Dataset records
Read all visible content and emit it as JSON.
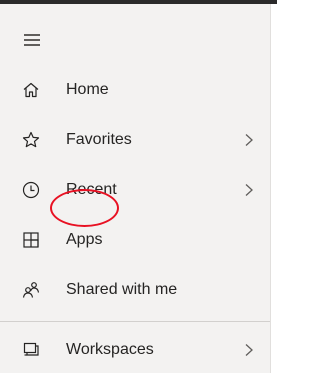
{
  "nav": {
    "menu_icon": "hamburger-menu-icon",
    "items": [
      {
        "label": "Home",
        "icon": "home-icon",
        "has_chevron": false
      },
      {
        "label": "Favorites",
        "icon": "star-icon",
        "has_chevron": true
      },
      {
        "label": "Recent",
        "icon": "clock-icon",
        "has_chevron": true
      },
      {
        "label": "Apps",
        "icon": "apps-icon",
        "has_chevron": false,
        "highlighted": true
      },
      {
        "label": "Shared with me",
        "icon": "shared-people-icon",
        "has_chevron": false
      },
      {
        "label": "Workspaces",
        "icon": "workspaces-icon",
        "has_chevron": true
      }
    ]
  },
  "annotation": {
    "color": "#e81123",
    "target": "Apps"
  }
}
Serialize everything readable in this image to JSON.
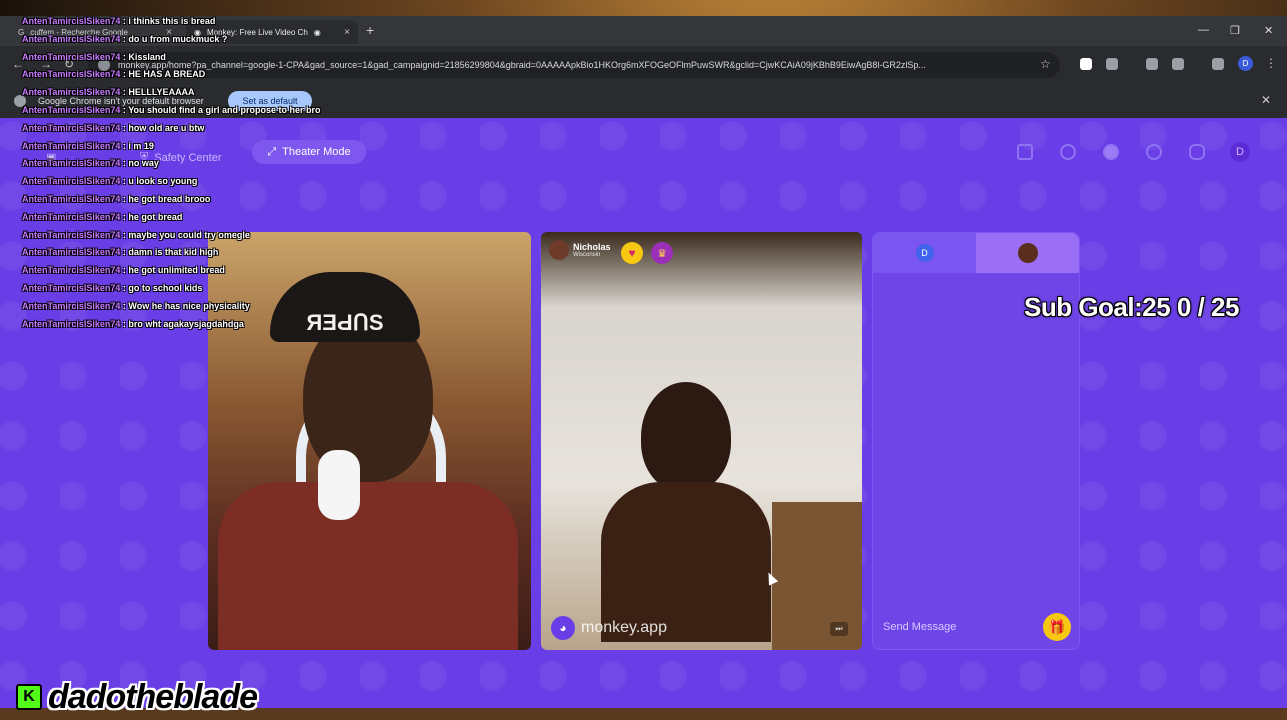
{
  "browser": {
    "tabs": [
      {
        "label": "cuffem - Recherche Google"
      },
      {
        "label": "Monkey: Free Live Video Ch"
      }
    ],
    "new_tab": "+",
    "url": "monkey.app/home?pa_channel=google-1-CPA&gad_source=1&gad_campaignid=21856299804&gbraid=0AAAAApkBio1HKOrg6mXFOGeOFlmPuwSWR&gclid=CjwKCAiA09jKBhB9EiwAgB8l-GR2zlSp...",
    "infobar": {
      "message": "Google Chrome isn't your default browser",
      "button": "Set as default"
    },
    "profile_initial": "D"
  },
  "app": {
    "header": {
      "safety_center": "Safety Center",
      "theater_mode": "Theater Mode",
      "avatar_initial": "D"
    },
    "remote_user": {
      "name": "Nicholas",
      "location": "Wisconsin"
    },
    "watermark": "monkey.app",
    "chat": {
      "tab_initial": "D",
      "send_placeholder": "Send Message"
    }
  },
  "stream_overlay": {
    "sub_goal": "Sub Goal:25  0 / 25",
    "streamer": "dadotheblade",
    "chat": [
      {
        "user": "AntenTamircisISiken74",
        "text": ": i thinks this is bread"
      },
      {
        "user": "AntenTamircisISiken74",
        "text": ": do u from muckmuck ?"
      },
      {
        "user": "AntenTamircisISiken74",
        "text": ": Kissland"
      },
      {
        "user": "AntenTamircisISiken74",
        "text": ": HE HAS A BREAD"
      },
      {
        "user": "AntenTamircisISiken74",
        "text": ": HELLLYEAAAA"
      },
      {
        "user": "AntenTamircisISiken74",
        "text": ": You should find a girl and propose to her bro"
      },
      {
        "user": "AntenTamircisISiken74",
        "text": ": how old are u btw"
      },
      {
        "user": "AntenTamircisISiken74",
        "text": ": i m 19"
      },
      {
        "user": "AntenTamircisISiken74",
        "text": ": no way"
      },
      {
        "user": "AntenTamircisISiken74",
        "text": ": u look so young"
      },
      {
        "user": "AntenTamircisISiken74",
        "text": ": he got bread brooo"
      },
      {
        "user": "AntenTamircisISiken74",
        "text": ": he got bread"
      },
      {
        "user": "AntenTamircisISiken74",
        "text": ": maybe you could try omegle"
      },
      {
        "user": "AntenTamircisISiken74",
        "text": ": damn is that kid high"
      },
      {
        "user": "AntenTamircisISiken74",
        "text": ": he got unlimited bread"
      },
      {
        "user": "AntenTamircisISiken74",
        "text": ": go to school kids"
      },
      {
        "user": "AntenTamircisISiken74",
        "text": ": Wow he has nice physicality"
      },
      {
        "user": "AntenTamircisISiken74",
        "text": ": bro wht agakaysjagdahdga"
      }
    ]
  }
}
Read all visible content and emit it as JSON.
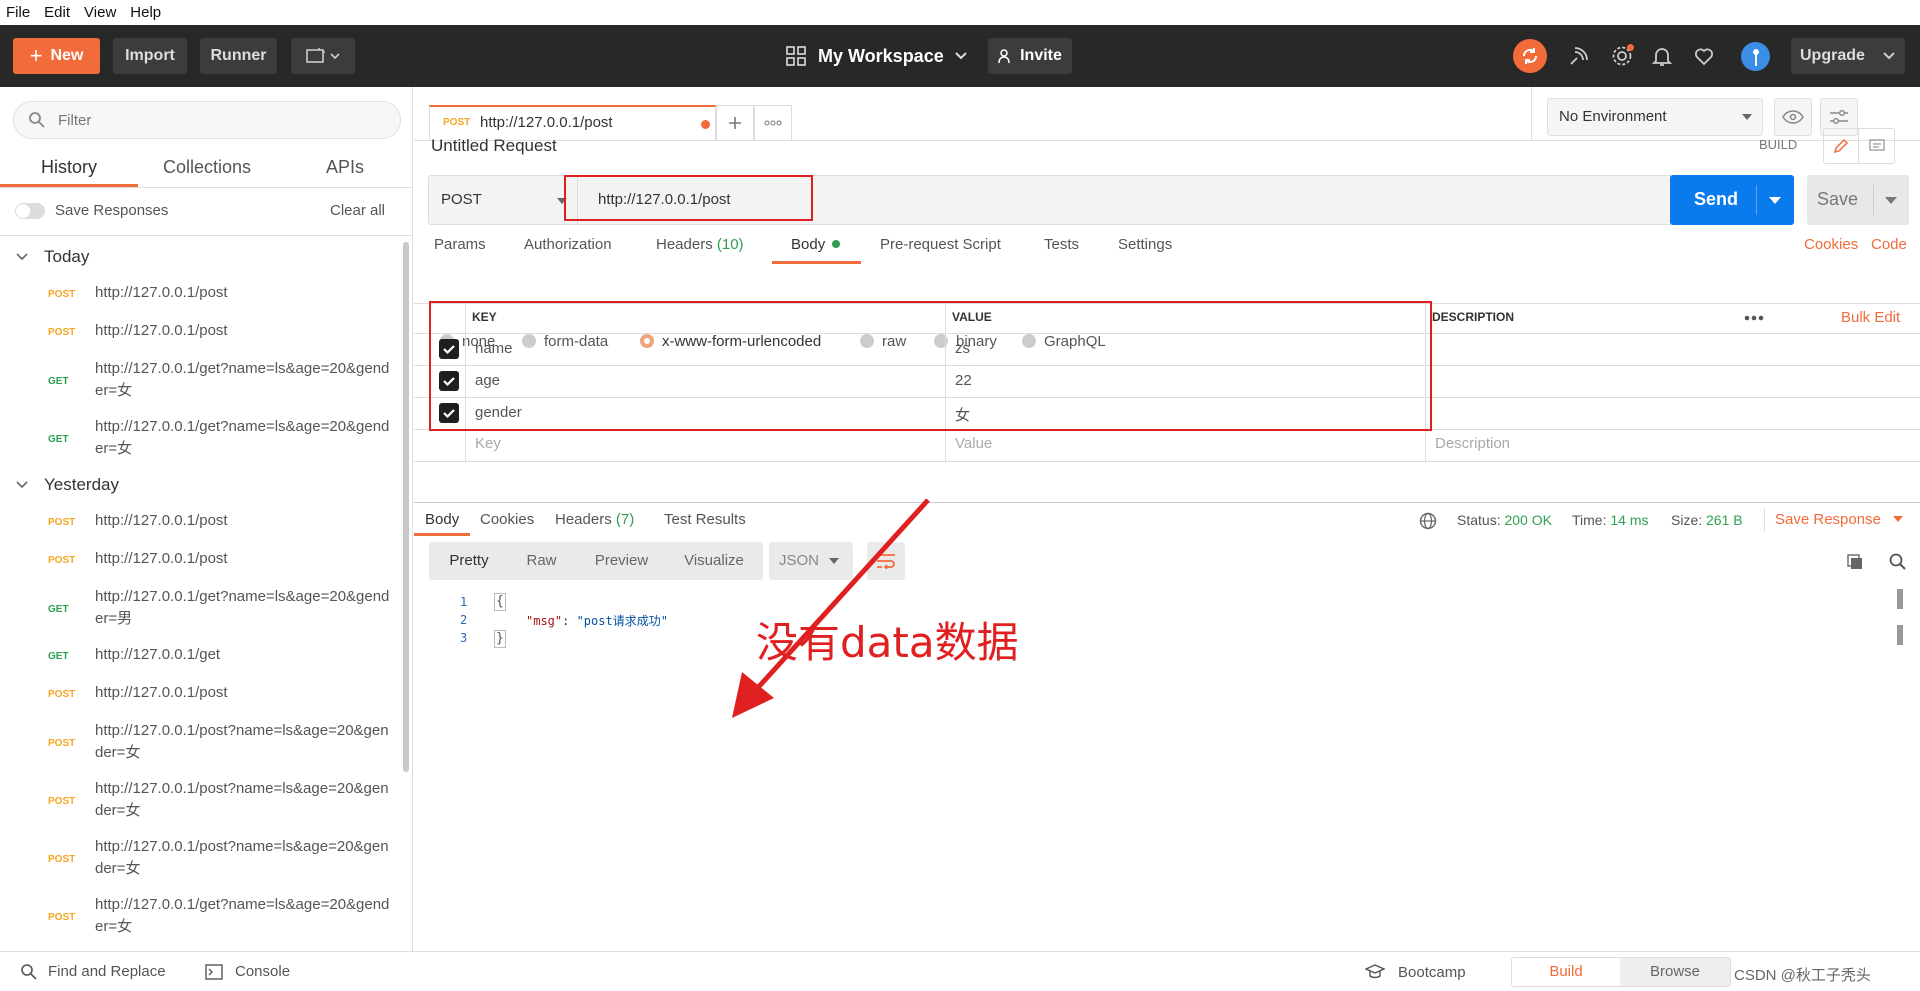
{
  "menu": [
    "File",
    "Edit",
    "View",
    "Help"
  ],
  "toolbar": {
    "new": "New",
    "import": "Import",
    "runner": "Runner",
    "workspace": "My Workspace",
    "invite": "Invite",
    "upgrade": "Upgrade"
  },
  "sidebar": {
    "filter_placeholder": "Filter",
    "tabs": [
      "History",
      "Collections",
      "APIs"
    ],
    "save_responses": "Save Responses",
    "clear_all": "Clear all",
    "groups": [
      {
        "title": "Today",
        "items": [
          {
            "method": "POST",
            "url": "http://127.0.0.1/post"
          },
          {
            "method": "POST",
            "url": "http://127.0.0.1/post"
          },
          {
            "method": "GET",
            "url": "http://127.0.0.1/get?name=ls&age=20&gender=女"
          },
          {
            "method": "GET",
            "url": "http://127.0.0.1/get?name=ls&age=20&gender=女"
          }
        ]
      },
      {
        "title": "Yesterday",
        "items": [
          {
            "method": "POST",
            "url": "http://127.0.0.1/post"
          },
          {
            "method": "POST",
            "url": "http://127.0.0.1/post"
          },
          {
            "method": "GET",
            "url": "http://127.0.0.1/get?name=ls&age=20&gender=男"
          },
          {
            "method": "GET",
            "url": "http://127.0.0.1/get"
          },
          {
            "method": "POST",
            "url": "http://127.0.0.1/post"
          },
          {
            "method": "POST",
            "url": "http://127.0.0.1/post?name=ls&age=20&gender=女"
          },
          {
            "method": "POST",
            "url": "http://127.0.0.1/post?name=ls&age=20&gender=女"
          },
          {
            "method": "POST",
            "url": "http://127.0.0.1/post?name=ls&age=20&gender=女"
          },
          {
            "method": "POST",
            "url": "http://127.0.0.1/get?name=ls&age=20&gender=女"
          }
        ]
      }
    ]
  },
  "tab": {
    "method": "POST",
    "url": "http://127.0.0.1/post"
  },
  "env": "No Environment",
  "request": {
    "title": "Untitled Request",
    "build": "BUILD",
    "method": "POST",
    "url": "http://127.0.0.1/post",
    "send": "Send",
    "save": "Save"
  },
  "req_tabs": {
    "params": "Params",
    "authorization": "Authorization",
    "headers": "Headers",
    "headers_count": "(10)",
    "body": "Body",
    "prerequest": "Pre-request Script",
    "tests": "Tests",
    "settings": "Settings",
    "cookies": "Cookies",
    "code": "Code"
  },
  "body_types": [
    "none",
    "form-data",
    "x-www-form-urlencoded",
    "raw",
    "binary",
    "GraphQL"
  ],
  "table": {
    "key_header": "KEY",
    "value_header": "VALUE",
    "desc_header": "DESCRIPTION",
    "bulk_edit": "Bulk Edit",
    "rows": [
      {
        "key": "name",
        "value": "zs"
      },
      {
        "key": "age",
        "value": "22"
      },
      {
        "key": "gender",
        "value": "女"
      }
    ],
    "key_placeholder": "Key",
    "value_placeholder": "Value",
    "desc_placeholder": "Description"
  },
  "response": {
    "tabs": [
      "Body",
      "Cookies",
      "Headers",
      "Test Results"
    ],
    "headers_count": "(7)",
    "status_label": "Status:",
    "status": "200 OK",
    "time_label": "Time:",
    "time": "14 ms",
    "size_label": "Size:",
    "size": "261 B",
    "save_response": "Save Response",
    "views": [
      "Pretty",
      "Raw",
      "Preview",
      "Visualize"
    ],
    "format": "JSON",
    "lines": [
      "1",
      "2",
      "3"
    ],
    "code_open": "{",
    "code_key": "\"msg\"",
    "code_colon": ": ",
    "code_value": "\"post请求成功\"",
    "code_close": "}"
  },
  "annotation": "没有data数据",
  "statusbar": {
    "find": "Find and Replace",
    "console": "Console",
    "bootcamp": "Bootcamp",
    "build": "Build",
    "browse": "Browse",
    "watermark": "CSDN @秋工子秃头"
  },
  "colors": {
    "accent": "#f26b3a",
    "send": "#097bed",
    "post": "#f5a623",
    "get": "#2e9f51",
    "annotation": "#e02020"
  }
}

> [Required task]: Repeat each entry exactly as it appears; skip any picture.

> [Solution to the problem]:
Read all visible content and emit it as JSON.
{
  "nav": {
    "menu_icon": "hamburger-menu-icon",
    "items": [
      {
        "label": "Home",
        "icon": "home-icon",
        "has_chevron": false
      },
      {
        "label": "Favorites",
        "icon": "star-icon",
        "has_chevron": true
      },
      {
        "label": "Recent",
        "icon": "clock-icon",
        "has_chevron": true
      },
      {
        "label": "Apps",
        "icon": "apps-icon",
        "has_chevron": false,
        "highlighted": true
      },
      {
        "label": "Shared with me",
        "icon": "shared-people-icon",
        "has_chevron": false
      },
      {
        "label": "Workspaces",
        "icon": "workspaces-icon",
        "has_chevron": true
      }
    ]
  },
  "annotation": {
    "color": "#e81123",
    "target": "Apps"
  }
}
Serialize everything readable in this image to JSON.
{
  "browser": {
    "tabs": [
      {
        "label": "cuffem - Recherche Google"
      },
      {
        "label": "Monkey: Free Live Video Ch"
      }
    ],
    "new_tab": "+",
    "url": "monkey.app/home?pa_channel=google-1-CPA&gad_source=1&gad_campaignid=21856299804&gbraid=0AAAAApkBio1HKOrg6mXFOGeOFlmPuwSWR&gclid=CjwKCAiA09jKBhB9EiwAgB8l-GR2zlSp...",
    "infobar": {
      "message": "Google Chrome isn't your default browser",
      "button": "Set as default"
    },
    "profile_initial": "D"
  },
  "app": {
    "header": {
      "safety_center": "Safety Center",
      "theater_mode": "Theater Mode",
      "avatar_initial": "D"
    },
    "remote_user": {
      "name": "Nicholas",
      "location": "Wisconsin"
    },
    "watermark": "monkey.app",
    "chat": {
      "tab_initial": "D",
      "send_placeholder": "Send Message"
    }
  },
  "stream_overlay": {
    "sub_goal": "Sub Goal:25  0 / 25",
    "streamer": "dadotheblade",
    "chat": [
      {
        "user": "AntenTamircisISiken74",
        "text": ": i thinks this is bread"
      },
      {
        "user": "AntenTamircisISiken74",
        "text": ": do u from muckmuck ?"
      },
      {
        "user": "AntenTamircisISiken74",
        "text": ": Kissland"
      },
      {
        "user": "AntenTamircisISiken74",
        "text": ": HE HAS A BREAD"
      },
      {
        "user": "AntenTamircisISiken74",
        "text": ": HELLLYEAAAA"
      },
      {
        "user": "AntenTamircisISiken74",
        "text": ": You should find a girl and propose to her bro"
      },
      {
        "user": "AntenTamircisISiken74",
        "text": ": how old are u btw"
      },
      {
        "user": "AntenTamircisISiken74",
        "text": ": i m 19"
      },
      {
        "user": "AntenTamircisISiken74",
        "text": ": no way"
      },
      {
        "user": "AntenTamircisISiken74",
        "text": ": u look so young"
      },
      {
        "user": "AntenTamircisISiken74",
        "text": ": he got bread brooo"
      },
      {
        "user": "AntenTamircisISiken74",
        "text": ": he got bread"
      },
      {
        "user": "AntenTamircisISiken74",
        "text": ": maybe you could try omegle"
      },
      {
        "user": "AntenTamircisISiken74",
        "text": ": damn is that kid high"
      },
      {
        "user": "AntenTamircisISiken74",
        "text": ": he got unlimited bread"
      },
      {
        "user": "AntenTamircisISiken74",
        "text": ": go to school kids"
      },
      {
        "user": "AntenTamircisISiken74",
        "text": ": Wow he has nice physicality"
      },
      {
        "user": "AntenTamircisISiken74",
        "text": ": bro wht agakaysjagdahdga"
      }
    ]
  }
}
Read all visible content and emit it as JSON.
{
  "menu": [
    "File",
    "Edit",
    "View",
    "Help"
  ],
  "toolbar": {
    "new": "New",
    "import": "Import",
    "runner": "Runner",
    "workspace": "My Workspace",
    "invite": "Invite",
    "upgrade": "Upgrade"
  },
  "sidebar": {
    "filter_placeholder": "Filter",
    "tabs": [
      "History",
      "Collections",
      "APIs"
    ],
    "save_responses": "Save Responses",
    "clear_all": "Clear all",
    "groups": [
      {
        "title": "Today",
        "items": [
          {
            "method": "POST",
            "url": "http://127.0.0.1/post"
          },
          {
            "method": "POST",
            "url": "http://127.0.0.1/post"
          },
          {
            "method": "GET",
            "url": "http://127.0.0.1/get?name=ls&age=20&gender=女"
          },
          {
            "method": "GET",
            "url": "http://127.0.0.1/get?name=ls&age=20&gender=女"
          }
        ]
      },
      {
        "title": "Yesterday",
        "items": [
          {
            "method": "POST",
            "url": "http://127.0.0.1/post"
          },
          {
            "method": "POST",
            "url": "http://127.0.0.1/post"
          },
          {
            "method": "GET",
            "url": "http://127.0.0.1/get?name=ls&age=20&gender=男"
          },
          {
            "method": "GET",
            "url": "http://127.0.0.1/get"
          },
          {
            "method": "POST",
            "url": "http://127.0.0.1/post"
          },
          {
            "method": "POST",
            "url": "http://127.0.0.1/post?name=ls&age=20&gender=女"
          },
          {
            "method": "POST",
            "url": "http://127.0.0.1/post?name=ls&age=20&gender=女"
          },
          {
            "method": "POST",
            "url": "http://127.0.0.1/post?name=ls&age=20&gender=女"
          },
          {
            "method": "POST",
            "url": "http://127.0.0.1/get?name=ls&age=20&gender=女"
          }
        ]
      }
    ]
  },
  "tab": {
    "method": "POST",
    "url": "http://127.0.0.1/post"
  },
  "env": "No Environment",
  "request": {
    "title": "Untitled Request",
    "build": "BUILD",
    "method": "POST",
    "url": "http://127.0.0.1/post",
    "send": "Send",
    "save": "Save"
  },
  "req_tabs": {
    "params": "Params",
    "authorization": "Authorization",
    "headers": "Headers",
    "headers_count": "(10)",
    "body": "Body",
    "prerequest": "Pre-request Script",
    "tests": "Tests",
    "settings": "Settings",
    "cookies": "Cookies",
    "code": "Code"
  },
  "body_types": [
    "none",
    "form-data",
    "x-www-form-urlencoded",
    "raw",
    "binary",
    "GraphQL"
  ],
  "table": {
    "key_header": "KEY",
    "value_header": "VALUE",
    "desc_header": "DESCRIPTION",
    "bulk_edit": "Bulk Edit",
    "rows": [
      {
        "key": "name",
        "value": "zs"
      },
      {
        "key": "age",
        "value": "22"
      },
      {
        "key": "gender",
        "value": "女"
      }
    ],
    "key_placeholder": "Key",
    "value_placeholder": "Value",
    "desc_placeholder": "Description"
  },
  "response": {
    "tabs": [
      "Body",
      "Cookies",
      "Headers",
      "Test Results"
    ],
    "headers_count": "(7)",
    "status_label": "Status:",
    "status": "200 OK",
    "time_label": "Time:",
    "time": "14 ms",
    "size_label": "Size:",
    "size": "261 B",
    "save_response": "Save Response",
    "views": [
      "Pretty",
      "Raw",
      "Preview",
      "Visualize"
    ],
    "format": "JSON",
    "lines": [
      "1",
      "2",
      "3"
    ],
    "code_open": "{",
    "code_key": "\"msg\"",
    "code_colon": ": ",
    "code_value": "\"post请求成功\"",
    "code_close": "}"
  },
  "annotation": "没有data数据",
  "statusbar": {
    "find": "Find and Replace",
    "console": "Console",
    "bootcamp": "Bootcamp",
    "build": "Build",
    "browse": "Browse",
    "watermark": "CSDN @秋工子秃头"
  },
  "colors": {
    "accent": "#f26b3a",
    "send": "#097bed",
    "post": "#f5a623",
    "get": "#2e9f51",
    "annotation": "#e02020"
  }
}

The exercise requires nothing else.